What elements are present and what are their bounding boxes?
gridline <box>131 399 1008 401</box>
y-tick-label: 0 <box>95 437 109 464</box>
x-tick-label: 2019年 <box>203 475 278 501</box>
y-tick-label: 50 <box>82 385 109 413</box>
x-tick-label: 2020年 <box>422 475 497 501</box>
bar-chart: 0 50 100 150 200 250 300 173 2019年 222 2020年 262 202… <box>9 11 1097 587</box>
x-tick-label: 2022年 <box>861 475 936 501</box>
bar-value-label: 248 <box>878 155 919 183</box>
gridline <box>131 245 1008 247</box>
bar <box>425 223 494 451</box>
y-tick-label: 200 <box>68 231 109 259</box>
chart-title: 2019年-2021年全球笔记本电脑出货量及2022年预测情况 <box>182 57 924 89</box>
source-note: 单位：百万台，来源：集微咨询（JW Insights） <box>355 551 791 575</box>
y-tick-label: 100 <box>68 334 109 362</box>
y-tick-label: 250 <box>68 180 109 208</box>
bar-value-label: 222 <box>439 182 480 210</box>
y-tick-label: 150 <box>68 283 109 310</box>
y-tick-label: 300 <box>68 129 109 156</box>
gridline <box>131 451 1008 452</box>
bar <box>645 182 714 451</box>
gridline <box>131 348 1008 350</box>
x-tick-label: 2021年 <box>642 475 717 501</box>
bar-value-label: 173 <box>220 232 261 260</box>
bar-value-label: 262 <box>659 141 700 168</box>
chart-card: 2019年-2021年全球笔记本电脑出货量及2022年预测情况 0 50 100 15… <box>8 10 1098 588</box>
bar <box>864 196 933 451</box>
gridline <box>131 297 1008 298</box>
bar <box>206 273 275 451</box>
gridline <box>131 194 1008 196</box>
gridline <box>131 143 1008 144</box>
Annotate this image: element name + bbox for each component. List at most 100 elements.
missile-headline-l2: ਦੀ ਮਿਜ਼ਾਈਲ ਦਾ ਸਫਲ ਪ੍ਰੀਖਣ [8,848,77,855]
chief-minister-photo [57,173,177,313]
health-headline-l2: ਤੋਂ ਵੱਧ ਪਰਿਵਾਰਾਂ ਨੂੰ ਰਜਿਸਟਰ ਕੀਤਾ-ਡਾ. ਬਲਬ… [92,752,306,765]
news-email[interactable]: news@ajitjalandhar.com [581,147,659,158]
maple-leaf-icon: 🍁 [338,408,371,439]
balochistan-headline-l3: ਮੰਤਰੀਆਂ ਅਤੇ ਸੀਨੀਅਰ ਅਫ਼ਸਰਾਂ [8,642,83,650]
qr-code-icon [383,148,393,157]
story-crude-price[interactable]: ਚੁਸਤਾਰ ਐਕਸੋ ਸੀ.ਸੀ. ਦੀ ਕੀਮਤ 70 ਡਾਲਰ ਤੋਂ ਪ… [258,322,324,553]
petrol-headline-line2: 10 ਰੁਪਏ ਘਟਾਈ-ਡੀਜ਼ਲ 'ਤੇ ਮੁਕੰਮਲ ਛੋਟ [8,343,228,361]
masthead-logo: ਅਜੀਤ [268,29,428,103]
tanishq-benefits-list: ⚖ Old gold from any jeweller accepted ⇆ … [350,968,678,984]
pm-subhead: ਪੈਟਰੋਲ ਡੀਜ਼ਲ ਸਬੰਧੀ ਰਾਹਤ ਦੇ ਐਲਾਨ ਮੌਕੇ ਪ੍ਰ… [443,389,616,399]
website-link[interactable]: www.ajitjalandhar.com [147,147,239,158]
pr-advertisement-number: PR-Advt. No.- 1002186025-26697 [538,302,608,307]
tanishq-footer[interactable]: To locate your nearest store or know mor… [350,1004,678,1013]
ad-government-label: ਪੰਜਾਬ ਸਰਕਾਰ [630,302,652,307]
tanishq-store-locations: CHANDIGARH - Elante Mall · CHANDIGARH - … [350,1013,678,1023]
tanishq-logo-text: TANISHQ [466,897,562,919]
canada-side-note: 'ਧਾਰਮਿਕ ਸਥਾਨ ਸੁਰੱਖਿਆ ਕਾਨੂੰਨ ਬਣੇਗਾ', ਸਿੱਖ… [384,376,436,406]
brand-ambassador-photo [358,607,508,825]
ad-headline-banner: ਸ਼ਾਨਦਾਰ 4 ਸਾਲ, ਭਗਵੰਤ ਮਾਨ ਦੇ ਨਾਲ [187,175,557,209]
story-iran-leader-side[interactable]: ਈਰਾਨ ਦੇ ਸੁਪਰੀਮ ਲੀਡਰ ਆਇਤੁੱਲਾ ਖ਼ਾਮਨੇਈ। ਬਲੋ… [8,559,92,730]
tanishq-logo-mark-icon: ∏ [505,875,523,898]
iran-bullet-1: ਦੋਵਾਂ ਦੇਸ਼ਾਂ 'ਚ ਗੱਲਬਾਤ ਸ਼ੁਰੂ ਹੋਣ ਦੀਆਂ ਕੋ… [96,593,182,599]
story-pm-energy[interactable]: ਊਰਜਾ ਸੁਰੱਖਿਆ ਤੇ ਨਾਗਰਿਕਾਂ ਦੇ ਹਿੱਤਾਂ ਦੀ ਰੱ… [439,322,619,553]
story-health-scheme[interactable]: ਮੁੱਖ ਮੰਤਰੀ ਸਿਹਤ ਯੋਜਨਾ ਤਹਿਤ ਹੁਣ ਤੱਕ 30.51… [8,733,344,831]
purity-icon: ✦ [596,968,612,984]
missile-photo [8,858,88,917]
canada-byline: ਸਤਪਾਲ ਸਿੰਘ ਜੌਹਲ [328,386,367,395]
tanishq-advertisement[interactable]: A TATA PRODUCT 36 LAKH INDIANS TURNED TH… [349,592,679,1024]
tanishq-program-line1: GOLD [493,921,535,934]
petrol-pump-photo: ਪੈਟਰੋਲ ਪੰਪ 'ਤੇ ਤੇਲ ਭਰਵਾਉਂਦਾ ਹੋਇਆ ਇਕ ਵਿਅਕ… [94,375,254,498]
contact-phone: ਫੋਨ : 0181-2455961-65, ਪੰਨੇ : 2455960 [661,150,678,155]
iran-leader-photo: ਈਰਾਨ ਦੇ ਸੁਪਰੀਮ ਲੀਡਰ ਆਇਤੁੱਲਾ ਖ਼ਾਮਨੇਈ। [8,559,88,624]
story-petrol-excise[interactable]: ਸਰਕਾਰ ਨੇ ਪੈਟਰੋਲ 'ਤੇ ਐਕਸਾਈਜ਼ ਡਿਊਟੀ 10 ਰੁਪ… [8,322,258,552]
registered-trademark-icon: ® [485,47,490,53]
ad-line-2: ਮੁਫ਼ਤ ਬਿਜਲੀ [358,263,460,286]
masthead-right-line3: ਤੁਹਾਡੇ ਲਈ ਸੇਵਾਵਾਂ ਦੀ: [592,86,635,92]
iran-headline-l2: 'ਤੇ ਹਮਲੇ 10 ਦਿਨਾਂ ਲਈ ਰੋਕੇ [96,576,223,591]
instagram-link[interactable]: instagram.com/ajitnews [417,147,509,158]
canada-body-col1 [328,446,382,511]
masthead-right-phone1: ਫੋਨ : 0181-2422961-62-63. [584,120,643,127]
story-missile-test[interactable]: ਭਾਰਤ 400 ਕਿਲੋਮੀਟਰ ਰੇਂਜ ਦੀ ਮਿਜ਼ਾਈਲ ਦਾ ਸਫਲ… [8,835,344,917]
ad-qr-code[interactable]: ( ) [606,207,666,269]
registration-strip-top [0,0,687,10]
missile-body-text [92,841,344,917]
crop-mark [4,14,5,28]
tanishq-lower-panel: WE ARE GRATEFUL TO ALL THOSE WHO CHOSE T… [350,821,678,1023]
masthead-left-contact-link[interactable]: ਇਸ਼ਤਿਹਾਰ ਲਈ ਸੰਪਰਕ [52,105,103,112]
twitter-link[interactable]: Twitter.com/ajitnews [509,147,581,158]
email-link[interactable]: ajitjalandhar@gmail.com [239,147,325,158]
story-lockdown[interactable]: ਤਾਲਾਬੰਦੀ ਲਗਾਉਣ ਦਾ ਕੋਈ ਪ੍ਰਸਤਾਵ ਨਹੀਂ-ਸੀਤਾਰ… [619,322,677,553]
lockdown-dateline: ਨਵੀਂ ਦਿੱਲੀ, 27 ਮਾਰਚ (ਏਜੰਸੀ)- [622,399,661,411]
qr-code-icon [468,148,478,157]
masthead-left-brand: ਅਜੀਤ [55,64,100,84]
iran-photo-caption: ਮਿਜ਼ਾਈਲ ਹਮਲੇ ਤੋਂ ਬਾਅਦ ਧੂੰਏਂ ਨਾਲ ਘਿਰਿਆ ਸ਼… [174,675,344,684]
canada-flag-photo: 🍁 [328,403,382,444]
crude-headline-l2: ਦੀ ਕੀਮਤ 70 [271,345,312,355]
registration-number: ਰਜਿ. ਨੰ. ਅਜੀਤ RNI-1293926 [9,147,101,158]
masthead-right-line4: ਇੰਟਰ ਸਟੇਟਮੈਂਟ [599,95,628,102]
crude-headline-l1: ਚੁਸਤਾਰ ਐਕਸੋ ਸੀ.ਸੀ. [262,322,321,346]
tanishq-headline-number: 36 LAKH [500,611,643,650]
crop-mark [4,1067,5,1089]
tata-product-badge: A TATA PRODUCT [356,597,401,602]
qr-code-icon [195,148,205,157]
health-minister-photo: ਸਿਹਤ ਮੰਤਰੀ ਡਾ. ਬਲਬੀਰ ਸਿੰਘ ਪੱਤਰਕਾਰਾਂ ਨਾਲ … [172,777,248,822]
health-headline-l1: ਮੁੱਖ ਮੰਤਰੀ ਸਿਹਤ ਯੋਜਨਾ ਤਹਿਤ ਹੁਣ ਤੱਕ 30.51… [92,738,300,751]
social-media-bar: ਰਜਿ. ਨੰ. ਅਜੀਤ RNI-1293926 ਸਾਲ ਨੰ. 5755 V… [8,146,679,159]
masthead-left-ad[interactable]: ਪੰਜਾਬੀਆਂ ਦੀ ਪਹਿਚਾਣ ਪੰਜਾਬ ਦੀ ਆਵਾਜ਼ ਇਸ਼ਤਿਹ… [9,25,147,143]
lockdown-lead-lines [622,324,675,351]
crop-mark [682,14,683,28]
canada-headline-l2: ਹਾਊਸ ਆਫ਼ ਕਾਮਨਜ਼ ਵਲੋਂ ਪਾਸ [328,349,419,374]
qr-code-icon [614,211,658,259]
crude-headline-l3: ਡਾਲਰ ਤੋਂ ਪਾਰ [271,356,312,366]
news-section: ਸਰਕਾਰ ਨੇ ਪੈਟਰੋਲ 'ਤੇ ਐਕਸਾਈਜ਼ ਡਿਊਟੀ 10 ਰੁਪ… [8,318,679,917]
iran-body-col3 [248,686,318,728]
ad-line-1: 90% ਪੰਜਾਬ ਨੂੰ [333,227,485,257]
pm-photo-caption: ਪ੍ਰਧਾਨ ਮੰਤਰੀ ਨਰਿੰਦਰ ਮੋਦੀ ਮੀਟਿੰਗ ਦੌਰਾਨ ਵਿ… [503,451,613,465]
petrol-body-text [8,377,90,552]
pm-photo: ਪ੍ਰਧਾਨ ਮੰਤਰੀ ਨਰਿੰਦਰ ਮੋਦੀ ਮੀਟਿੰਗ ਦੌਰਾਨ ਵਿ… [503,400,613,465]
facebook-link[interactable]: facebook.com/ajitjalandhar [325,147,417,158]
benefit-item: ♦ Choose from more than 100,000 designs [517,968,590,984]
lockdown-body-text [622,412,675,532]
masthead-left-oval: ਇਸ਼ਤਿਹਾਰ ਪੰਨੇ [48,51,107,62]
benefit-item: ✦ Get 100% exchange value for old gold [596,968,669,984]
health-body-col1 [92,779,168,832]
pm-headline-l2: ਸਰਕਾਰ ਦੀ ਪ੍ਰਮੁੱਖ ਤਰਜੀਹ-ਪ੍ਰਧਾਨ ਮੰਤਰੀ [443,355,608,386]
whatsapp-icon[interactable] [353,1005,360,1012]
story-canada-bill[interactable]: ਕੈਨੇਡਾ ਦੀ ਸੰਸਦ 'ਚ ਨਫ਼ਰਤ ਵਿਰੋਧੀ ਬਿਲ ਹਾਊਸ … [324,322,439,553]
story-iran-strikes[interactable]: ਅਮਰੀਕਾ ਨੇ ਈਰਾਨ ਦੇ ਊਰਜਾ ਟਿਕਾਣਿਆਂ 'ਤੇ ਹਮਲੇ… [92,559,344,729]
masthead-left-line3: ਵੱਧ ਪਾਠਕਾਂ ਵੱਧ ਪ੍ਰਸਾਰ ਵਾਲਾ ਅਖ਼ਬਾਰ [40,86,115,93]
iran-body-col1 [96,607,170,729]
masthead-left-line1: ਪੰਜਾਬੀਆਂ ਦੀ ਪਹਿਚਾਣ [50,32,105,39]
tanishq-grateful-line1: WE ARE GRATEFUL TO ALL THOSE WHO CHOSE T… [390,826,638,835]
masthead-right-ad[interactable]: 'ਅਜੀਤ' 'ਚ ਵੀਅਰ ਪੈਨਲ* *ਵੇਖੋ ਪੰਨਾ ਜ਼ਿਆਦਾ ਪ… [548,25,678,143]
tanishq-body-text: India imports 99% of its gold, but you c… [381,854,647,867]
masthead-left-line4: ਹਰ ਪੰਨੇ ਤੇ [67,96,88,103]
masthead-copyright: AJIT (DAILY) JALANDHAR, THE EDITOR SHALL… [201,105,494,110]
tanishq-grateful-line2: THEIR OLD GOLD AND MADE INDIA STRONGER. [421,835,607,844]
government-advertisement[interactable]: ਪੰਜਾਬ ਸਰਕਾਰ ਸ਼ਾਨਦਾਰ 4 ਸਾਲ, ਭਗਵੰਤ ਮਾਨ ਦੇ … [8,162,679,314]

------------------------------------------------

# Your instructions
Duplicate the entries from their first line up to and including the line with "x-tick-label: 2020年 <box>422".

# Reply
What elements are present and what are their bounding boxes?
gridline <box>131 399 1008 401</box>
y-tick-label: 0 <box>95 437 109 464</box>
x-tick-label: 2019年 <box>203 475 278 501</box>
y-tick-label: 50 <box>82 385 109 413</box>
x-tick-label: 2020年 <box>422 475 497 501</box>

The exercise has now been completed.